═════ Records to use
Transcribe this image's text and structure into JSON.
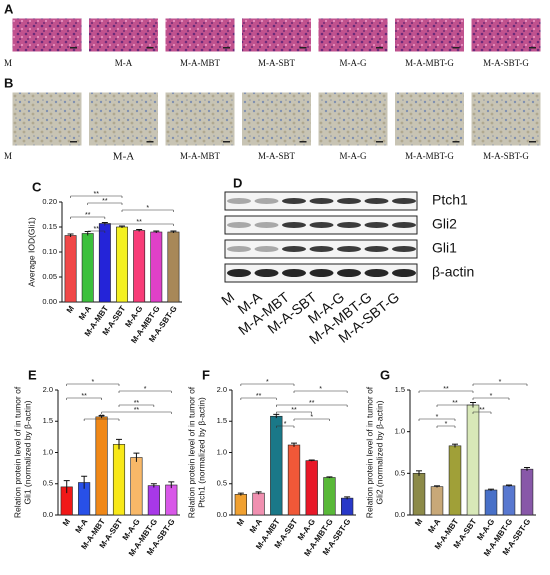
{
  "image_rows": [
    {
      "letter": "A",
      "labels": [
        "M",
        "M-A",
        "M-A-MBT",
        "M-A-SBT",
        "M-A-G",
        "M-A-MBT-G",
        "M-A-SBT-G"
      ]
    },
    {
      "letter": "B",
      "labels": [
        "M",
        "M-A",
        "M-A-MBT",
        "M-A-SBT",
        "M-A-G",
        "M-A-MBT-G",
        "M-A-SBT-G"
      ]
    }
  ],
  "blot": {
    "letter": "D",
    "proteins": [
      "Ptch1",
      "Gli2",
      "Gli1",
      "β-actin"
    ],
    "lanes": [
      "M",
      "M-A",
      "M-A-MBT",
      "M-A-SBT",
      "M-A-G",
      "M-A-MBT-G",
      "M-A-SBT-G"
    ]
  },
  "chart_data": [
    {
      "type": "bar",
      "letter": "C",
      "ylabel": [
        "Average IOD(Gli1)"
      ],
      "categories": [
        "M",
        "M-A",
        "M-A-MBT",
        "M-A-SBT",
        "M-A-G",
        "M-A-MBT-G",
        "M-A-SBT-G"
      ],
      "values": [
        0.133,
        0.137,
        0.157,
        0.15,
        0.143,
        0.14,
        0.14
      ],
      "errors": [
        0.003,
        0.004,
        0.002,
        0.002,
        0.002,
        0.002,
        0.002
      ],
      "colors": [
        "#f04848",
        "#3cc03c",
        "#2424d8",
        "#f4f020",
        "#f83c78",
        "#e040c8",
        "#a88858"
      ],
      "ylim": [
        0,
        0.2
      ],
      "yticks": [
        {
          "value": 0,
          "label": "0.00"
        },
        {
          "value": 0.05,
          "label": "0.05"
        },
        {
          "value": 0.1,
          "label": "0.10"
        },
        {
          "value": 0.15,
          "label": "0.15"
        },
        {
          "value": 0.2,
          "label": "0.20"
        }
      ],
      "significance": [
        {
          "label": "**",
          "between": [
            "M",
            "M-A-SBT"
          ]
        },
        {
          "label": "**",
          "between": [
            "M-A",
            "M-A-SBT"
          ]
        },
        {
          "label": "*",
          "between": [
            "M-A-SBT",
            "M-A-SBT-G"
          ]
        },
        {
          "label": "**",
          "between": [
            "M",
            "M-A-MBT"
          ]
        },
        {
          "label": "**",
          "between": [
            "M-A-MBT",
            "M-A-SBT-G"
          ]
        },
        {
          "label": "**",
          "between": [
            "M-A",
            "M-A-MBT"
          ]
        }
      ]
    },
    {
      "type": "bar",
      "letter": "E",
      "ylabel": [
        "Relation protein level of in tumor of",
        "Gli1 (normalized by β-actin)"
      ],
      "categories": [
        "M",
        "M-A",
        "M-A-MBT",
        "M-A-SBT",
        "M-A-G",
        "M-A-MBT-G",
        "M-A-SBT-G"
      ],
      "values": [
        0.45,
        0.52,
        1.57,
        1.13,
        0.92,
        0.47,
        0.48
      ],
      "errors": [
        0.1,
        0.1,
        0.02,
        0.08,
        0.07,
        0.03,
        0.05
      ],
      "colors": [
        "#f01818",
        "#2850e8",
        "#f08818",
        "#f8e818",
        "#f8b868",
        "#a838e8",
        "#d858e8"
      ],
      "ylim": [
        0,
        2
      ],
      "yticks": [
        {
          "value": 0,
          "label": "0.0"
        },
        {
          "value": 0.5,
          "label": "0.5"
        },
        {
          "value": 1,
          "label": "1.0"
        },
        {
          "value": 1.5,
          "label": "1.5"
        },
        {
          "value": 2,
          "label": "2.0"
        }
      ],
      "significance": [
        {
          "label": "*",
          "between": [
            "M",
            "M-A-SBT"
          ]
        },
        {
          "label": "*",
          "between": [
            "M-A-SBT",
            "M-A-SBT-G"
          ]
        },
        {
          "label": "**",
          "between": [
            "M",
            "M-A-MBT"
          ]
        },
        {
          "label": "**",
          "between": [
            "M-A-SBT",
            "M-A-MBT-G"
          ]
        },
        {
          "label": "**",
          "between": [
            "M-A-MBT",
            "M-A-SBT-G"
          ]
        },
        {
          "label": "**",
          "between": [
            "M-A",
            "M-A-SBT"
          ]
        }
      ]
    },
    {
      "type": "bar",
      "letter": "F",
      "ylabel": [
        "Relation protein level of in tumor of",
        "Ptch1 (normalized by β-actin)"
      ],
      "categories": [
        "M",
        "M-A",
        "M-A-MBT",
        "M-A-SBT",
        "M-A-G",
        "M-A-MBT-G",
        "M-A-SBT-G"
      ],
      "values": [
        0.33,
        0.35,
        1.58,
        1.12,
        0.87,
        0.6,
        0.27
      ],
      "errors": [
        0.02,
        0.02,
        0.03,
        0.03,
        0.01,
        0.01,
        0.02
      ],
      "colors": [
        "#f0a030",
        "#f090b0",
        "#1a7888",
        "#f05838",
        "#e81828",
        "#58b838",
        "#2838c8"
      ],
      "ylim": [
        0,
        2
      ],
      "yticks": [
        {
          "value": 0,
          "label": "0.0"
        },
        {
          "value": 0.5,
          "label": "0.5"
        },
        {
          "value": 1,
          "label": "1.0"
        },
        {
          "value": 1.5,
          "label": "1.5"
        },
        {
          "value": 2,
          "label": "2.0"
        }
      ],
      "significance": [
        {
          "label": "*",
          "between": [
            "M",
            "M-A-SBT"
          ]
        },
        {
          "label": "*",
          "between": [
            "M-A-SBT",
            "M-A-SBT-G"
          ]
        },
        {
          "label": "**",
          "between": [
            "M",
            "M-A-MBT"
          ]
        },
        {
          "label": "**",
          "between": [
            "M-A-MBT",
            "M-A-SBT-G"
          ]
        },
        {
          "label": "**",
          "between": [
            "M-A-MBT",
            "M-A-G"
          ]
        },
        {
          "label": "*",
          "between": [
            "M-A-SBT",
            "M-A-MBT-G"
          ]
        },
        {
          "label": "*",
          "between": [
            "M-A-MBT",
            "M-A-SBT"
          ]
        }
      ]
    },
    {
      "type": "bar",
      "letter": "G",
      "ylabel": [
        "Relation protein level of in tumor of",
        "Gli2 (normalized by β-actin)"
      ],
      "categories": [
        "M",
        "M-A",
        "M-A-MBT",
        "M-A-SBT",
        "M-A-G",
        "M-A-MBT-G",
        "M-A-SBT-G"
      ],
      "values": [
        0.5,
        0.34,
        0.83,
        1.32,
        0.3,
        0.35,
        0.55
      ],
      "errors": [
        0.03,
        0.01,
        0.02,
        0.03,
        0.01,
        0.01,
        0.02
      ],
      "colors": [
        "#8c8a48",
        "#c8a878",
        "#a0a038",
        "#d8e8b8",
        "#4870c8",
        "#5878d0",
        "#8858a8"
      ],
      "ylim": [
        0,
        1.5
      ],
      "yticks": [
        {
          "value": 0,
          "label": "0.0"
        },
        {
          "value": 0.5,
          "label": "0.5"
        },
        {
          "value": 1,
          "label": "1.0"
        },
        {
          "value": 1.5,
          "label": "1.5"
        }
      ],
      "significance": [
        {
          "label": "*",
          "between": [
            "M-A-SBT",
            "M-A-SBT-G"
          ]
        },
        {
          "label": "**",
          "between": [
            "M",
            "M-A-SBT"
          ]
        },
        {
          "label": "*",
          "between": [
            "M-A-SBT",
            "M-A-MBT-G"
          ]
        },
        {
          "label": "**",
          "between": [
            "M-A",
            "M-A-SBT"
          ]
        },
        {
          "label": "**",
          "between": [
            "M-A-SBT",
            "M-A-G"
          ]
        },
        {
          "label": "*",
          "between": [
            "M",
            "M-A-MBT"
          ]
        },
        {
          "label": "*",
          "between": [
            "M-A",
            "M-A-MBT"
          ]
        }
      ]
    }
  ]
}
══════════
═════ Records to use
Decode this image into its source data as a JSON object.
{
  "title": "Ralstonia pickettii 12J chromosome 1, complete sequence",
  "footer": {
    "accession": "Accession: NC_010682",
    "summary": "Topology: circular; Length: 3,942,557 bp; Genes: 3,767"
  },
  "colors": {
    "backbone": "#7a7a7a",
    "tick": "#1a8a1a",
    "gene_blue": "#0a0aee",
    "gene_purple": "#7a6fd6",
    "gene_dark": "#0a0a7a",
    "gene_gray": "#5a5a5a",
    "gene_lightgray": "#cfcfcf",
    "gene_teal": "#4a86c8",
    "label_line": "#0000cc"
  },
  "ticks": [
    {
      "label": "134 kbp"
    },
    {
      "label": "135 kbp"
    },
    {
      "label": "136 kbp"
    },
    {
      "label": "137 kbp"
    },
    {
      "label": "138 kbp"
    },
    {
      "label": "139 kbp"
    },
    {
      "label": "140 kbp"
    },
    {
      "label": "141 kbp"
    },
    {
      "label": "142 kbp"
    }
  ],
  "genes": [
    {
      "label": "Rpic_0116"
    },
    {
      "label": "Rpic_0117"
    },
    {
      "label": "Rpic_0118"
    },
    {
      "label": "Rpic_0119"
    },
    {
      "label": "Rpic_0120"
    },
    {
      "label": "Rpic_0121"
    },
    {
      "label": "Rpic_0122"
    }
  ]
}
══════════
Work instructions |
The lines above that hold the word "normalized" need counting; write the count and nothing more.

Response to the task |
3